▸ PROBLEM: Without including any pictures, copy each entry below exactly.

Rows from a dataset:
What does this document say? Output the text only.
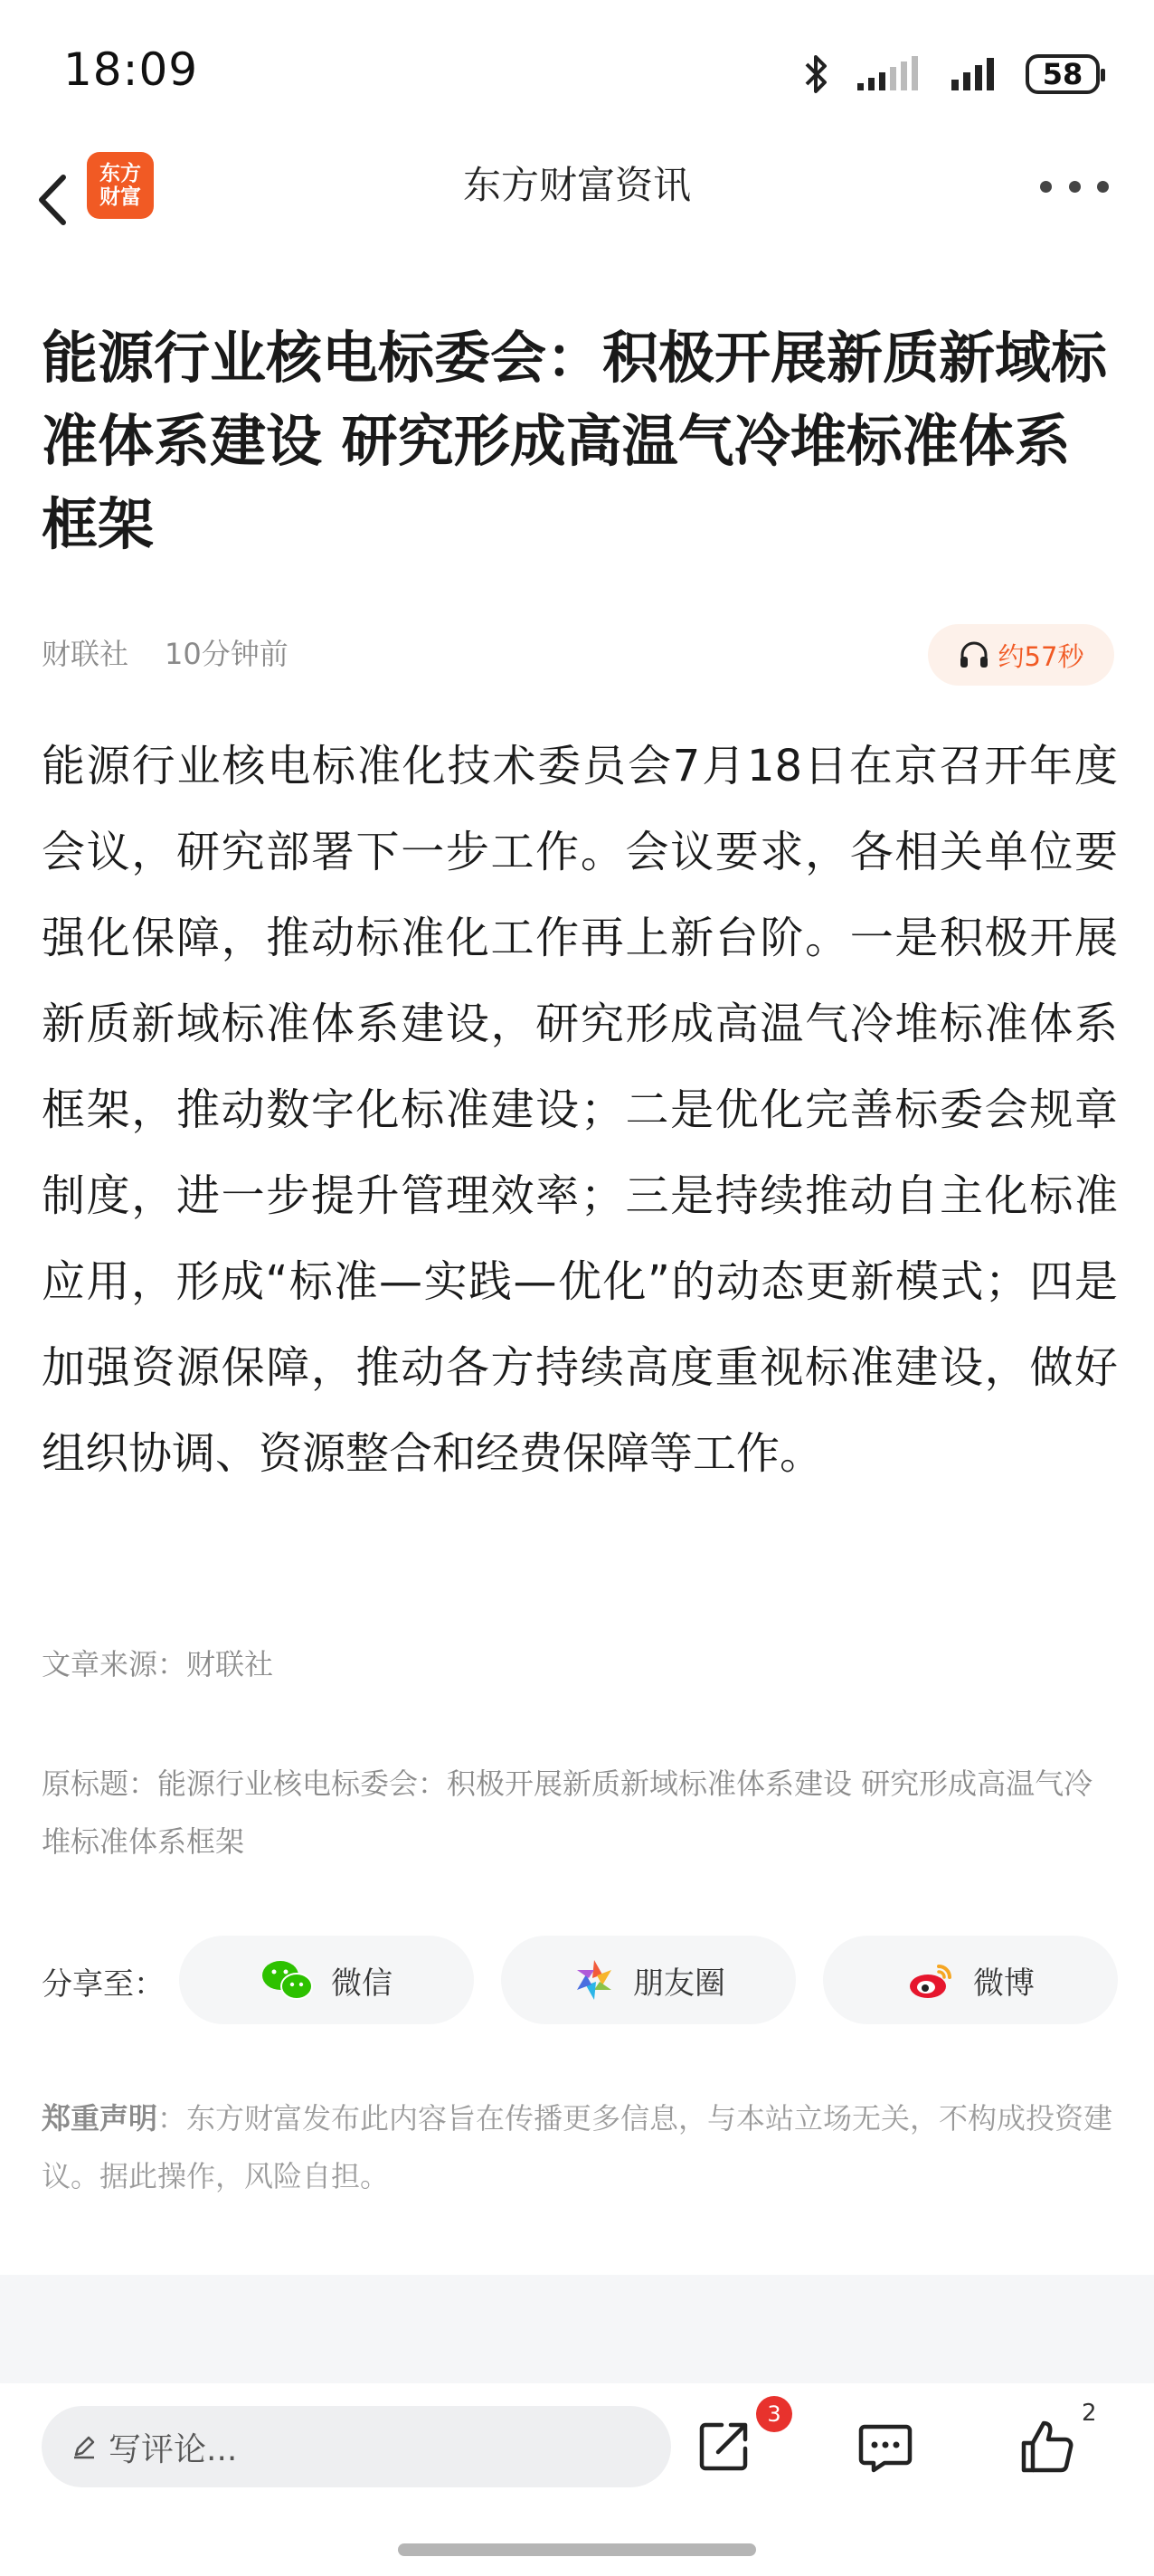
18:09	58
东方
财富	东方财富资讯
能源行业核电标委会：积极开展新质新域标准体系建设 研究形成高温气冷堆标准体系框架
财联社 10分钟前	约57秒

能源行业核电标准化技术委员会7月18日在京召开年度会议，研究部署下一步工作。会议要求，各相关单位要强化保障，推动标准化工作再上新台阶。一是积极开展新质新域标准体系建设，研究形成高温气冷堆标准体系框架，推动数字化标准建设；二是优化完善标委会规章制度，进一步提升管理效率；三是持续推动自主化标准应用，形成“标准—实践—优化”的动态更新模式；四是加强资源保障，推动各方持续高度重视标准建设，做好组织协调、资源整合和经费保障等工作。

文章来源：财联社
原标题：能源行业核电标委会：积极开展新质新域标准体系建设 研究形成高温气冷堆标准体系框架
分享至：	微信	朋友圈	微博
郑重声明：东方财富发布此内容旨在传播更多信息，与本站立场无关，不构成投资建议。据此操作，风险自担。
写评论...
3	2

▸ SOLUTION TO THIS PROBLEM:
What does this document say? Output the text only.
18:09	58
东方
财富	东方财富资讯
能源行业核电标委会：积极开展新质新域标准体系建设 研究形成高温气冷堆标准体系框架
财联社 10分钟前	约57秒

能源行业核电标准化技术委员会7月18日在京召开年度会议，研究部署下一步工作。会议要求，各相关单位要强化保障，推动标准化工作再上新台阶。一是积极开展新质新域标准体系建设，研究形成高温气冷堆标准体系框架，推动数字化标准建设；二是优化完善标委会规章制度，进一步提升管理效率；三是持续推动自主化标准应用，形成“标准—实践—优化”的动态更新模式；四是加强资源保障，推动各方持续高度重视标准建设，做好组织协调、资源整合和经费保障等工作。

文章来源：财联社
原标题：能源行业核电标委会：积极开展新质新域标准体系建设 研究形成高温气冷堆标准体系框架
分享至：	微信	朋友圈	微博
郑重声明：东方财富发布此内容旨在传播更多信息，与本站立场无关，不构成投资建议。据此操作，风险自担。
写评论...
3	2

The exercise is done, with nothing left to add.